Exercise — Print the material below verbatim, reproducing every line without alteration.

Records of where the elements appear:

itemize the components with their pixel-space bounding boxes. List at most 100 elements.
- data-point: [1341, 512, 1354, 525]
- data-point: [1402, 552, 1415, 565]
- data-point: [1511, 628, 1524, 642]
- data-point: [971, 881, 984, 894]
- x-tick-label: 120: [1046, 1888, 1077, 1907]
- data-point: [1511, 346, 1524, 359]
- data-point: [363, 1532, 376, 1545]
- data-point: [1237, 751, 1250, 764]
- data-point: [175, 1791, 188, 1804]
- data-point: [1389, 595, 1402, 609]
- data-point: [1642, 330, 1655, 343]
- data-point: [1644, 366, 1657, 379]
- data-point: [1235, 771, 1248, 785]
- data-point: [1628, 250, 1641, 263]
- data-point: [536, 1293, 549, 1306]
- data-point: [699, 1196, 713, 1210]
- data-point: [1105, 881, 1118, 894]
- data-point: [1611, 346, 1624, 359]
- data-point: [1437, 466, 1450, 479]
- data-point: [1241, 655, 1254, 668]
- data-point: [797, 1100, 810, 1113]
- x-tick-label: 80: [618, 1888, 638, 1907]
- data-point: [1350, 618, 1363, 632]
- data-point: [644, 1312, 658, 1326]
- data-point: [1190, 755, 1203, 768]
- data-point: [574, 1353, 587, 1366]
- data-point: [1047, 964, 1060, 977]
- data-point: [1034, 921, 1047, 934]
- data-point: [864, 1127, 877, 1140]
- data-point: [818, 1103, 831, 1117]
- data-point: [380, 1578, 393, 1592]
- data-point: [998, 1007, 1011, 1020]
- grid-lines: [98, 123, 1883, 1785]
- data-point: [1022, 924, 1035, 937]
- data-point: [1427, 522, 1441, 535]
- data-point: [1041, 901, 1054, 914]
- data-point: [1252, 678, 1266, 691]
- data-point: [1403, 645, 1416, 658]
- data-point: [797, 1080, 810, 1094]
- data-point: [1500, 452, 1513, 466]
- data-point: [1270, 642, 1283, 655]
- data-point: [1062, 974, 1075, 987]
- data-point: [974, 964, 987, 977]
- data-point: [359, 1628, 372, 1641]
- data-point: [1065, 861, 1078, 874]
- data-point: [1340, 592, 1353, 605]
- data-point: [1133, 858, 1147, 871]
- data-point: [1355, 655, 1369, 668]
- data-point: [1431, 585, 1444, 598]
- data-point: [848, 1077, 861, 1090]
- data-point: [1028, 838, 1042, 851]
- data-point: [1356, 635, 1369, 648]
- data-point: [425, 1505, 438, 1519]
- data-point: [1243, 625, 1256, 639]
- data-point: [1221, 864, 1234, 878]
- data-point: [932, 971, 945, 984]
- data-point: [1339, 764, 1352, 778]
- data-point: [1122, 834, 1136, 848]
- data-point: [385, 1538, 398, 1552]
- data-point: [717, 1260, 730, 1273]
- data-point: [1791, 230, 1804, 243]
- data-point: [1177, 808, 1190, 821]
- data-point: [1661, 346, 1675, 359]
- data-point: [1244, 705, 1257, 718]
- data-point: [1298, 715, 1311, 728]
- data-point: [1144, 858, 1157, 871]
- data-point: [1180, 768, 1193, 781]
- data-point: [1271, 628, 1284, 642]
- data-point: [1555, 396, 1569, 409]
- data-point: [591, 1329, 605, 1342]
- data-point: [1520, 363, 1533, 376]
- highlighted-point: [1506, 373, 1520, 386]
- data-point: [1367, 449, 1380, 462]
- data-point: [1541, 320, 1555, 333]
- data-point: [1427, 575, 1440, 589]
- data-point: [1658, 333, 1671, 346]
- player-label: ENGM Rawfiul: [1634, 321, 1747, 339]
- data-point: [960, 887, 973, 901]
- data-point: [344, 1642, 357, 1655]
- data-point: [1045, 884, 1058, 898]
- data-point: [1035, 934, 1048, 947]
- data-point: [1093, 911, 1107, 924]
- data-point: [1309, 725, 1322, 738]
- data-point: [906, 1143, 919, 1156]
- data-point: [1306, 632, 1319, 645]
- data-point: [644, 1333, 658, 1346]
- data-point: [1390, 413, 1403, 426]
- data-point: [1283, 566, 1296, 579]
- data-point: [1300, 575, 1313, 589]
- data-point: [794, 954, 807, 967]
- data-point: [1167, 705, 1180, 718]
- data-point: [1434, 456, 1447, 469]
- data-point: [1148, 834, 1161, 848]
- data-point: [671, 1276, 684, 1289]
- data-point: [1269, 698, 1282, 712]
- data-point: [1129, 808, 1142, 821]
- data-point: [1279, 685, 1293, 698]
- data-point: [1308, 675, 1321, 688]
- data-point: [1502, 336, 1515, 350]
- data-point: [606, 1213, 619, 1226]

Solution for this task —
itemize the components with their pixel-space bounding boxes. List at most 100 elements.
- data-point: [1341, 512, 1354, 525]
- data-point: [1402, 552, 1415, 565]
- data-point: [1511, 628, 1524, 642]
- data-point: [971, 881, 984, 894]
- x-tick-label: 120: [1046, 1888, 1077, 1907]
- data-point: [1511, 346, 1524, 359]
- data-point: [363, 1532, 376, 1545]
- data-point: [1237, 751, 1250, 764]
- data-point: [175, 1791, 188, 1804]
- data-point: [1389, 595, 1402, 609]
- data-point: [1642, 330, 1655, 343]
- data-point: [1644, 366, 1657, 379]
- data-point: [1235, 771, 1248, 785]
- data-point: [1628, 250, 1641, 263]
- data-point: [536, 1293, 549, 1306]
- data-point: [699, 1196, 713, 1210]
- data-point: [1105, 881, 1118, 894]
- data-point: [1611, 346, 1624, 359]
- data-point: [1437, 466, 1450, 479]
- data-point: [1241, 655, 1254, 668]
- data-point: [797, 1100, 810, 1113]
- x-tick-label: 80: [618, 1888, 638, 1907]
- data-point: [1350, 618, 1363, 632]
- data-point: [644, 1312, 658, 1326]
- data-point: [1190, 755, 1203, 768]
- data-point: [574, 1353, 587, 1366]
- data-point: [1047, 964, 1060, 977]
- data-point: [1034, 921, 1047, 934]
- data-point: [864, 1127, 877, 1140]
- data-point: [818, 1103, 831, 1117]
- data-point: [380, 1578, 393, 1592]
- data-point: [998, 1007, 1011, 1020]
- grid-lines: [98, 123, 1883, 1785]
- data-point: [1022, 924, 1035, 937]
- data-point: [1427, 522, 1441, 535]
- data-point: [1041, 901, 1054, 914]
- data-point: [1252, 678, 1266, 691]
- data-point: [1403, 645, 1416, 658]
- data-point: [797, 1080, 810, 1094]
- data-point: [1500, 452, 1513, 466]
- data-point: [1270, 642, 1283, 655]
- data-point: [1062, 974, 1075, 987]
- data-point: [974, 964, 987, 977]
- data-point: [359, 1628, 372, 1641]
- data-point: [1065, 861, 1078, 874]
- data-point: [1340, 592, 1353, 605]
- data-point: [1133, 858, 1147, 871]
- data-point: [1355, 655, 1369, 668]
- data-point: [1431, 585, 1444, 598]
- data-point: [848, 1077, 861, 1090]
- data-point: [1028, 838, 1042, 851]
- data-point: [1356, 635, 1369, 648]
- data-point: [425, 1505, 438, 1519]
- data-point: [1243, 625, 1256, 639]
- data-point: [1221, 864, 1234, 878]
- data-point: [932, 971, 945, 984]
- data-point: [1339, 764, 1352, 778]
- data-point: [1122, 834, 1136, 848]
- data-point: [385, 1538, 398, 1552]
- data-point: [717, 1260, 730, 1273]
- data-point: [1791, 230, 1804, 243]
- data-point: [1177, 808, 1190, 821]
- data-point: [1661, 346, 1675, 359]
- data-point: [1244, 705, 1257, 718]
- data-point: [1298, 715, 1311, 728]
- data-point: [1144, 858, 1157, 871]
- data-point: [1180, 768, 1193, 781]
- data-point: [1271, 628, 1284, 642]
- data-point: [1555, 396, 1569, 409]
- data-point: [591, 1329, 605, 1342]
- data-point: [1520, 363, 1533, 376]
- highlighted-point: [1506, 373, 1520, 386]
- data-point: [1367, 449, 1380, 462]
- data-point: [1541, 320, 1555, 333]
- data-point: [1427, 575, 1440, 589]
- data-point: [1658, 333, 1671, 346]
- player-label: ENGM Rawfiul: [1634, 321, 1747, 339]
- data-point: [960, 887, 973, 901]
- data-point: [344, 1642, 357, 1655]
- data-point: [1045, 884, 1058, 898]
- data-point: [1035, 934, 1048, 947]
- data-point: [1093, 911, 1107, 924]
- data-point: [1309, 725, 1322, 738]
- data-point: [906, 1143, 919, 1156]
- data-point: [1306, 632, 1319, 645]
- data-point: [644, 1333, 658, 1346]
- data-point: [1390, 413, 1403, 426]
- data-point: [1283, 566, 1296, 579]
- data-point: [1300, 575, 1313, 589]
- data-point: [794, 954, 807, 967]
- data-point: [1167, 705, 1180, 718]
- data-point: [1434, 456, 1447, 469]
- data-point: [1148, 834, 1161, 848]
- data-point: [671, 1276, 684, 1289]
- data-point: [1269, 698, 1282, 712]
- data-point: [1129, 808, 1142, 821]
- data-point: [1279, 685, 1293, 698]
- data-point: [1308, 675, 1321, 688]
- data-point: [1502, 336, 1515, 350]
- data-point: [606, 1213, 619, 1226]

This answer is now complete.